## Given instruction:
Give only the count of lines containing "Advanced".

## Records for the exercise:

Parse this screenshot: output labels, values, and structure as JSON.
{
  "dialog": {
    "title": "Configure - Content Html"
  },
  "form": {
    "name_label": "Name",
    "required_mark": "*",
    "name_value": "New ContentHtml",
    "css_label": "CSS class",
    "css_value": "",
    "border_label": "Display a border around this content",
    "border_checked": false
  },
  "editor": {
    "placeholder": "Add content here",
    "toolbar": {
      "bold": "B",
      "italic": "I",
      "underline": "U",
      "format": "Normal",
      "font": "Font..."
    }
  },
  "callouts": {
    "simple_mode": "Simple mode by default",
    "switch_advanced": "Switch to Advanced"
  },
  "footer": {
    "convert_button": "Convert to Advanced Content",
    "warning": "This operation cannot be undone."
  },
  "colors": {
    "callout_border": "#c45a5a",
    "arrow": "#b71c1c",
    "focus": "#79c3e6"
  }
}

## The response:
2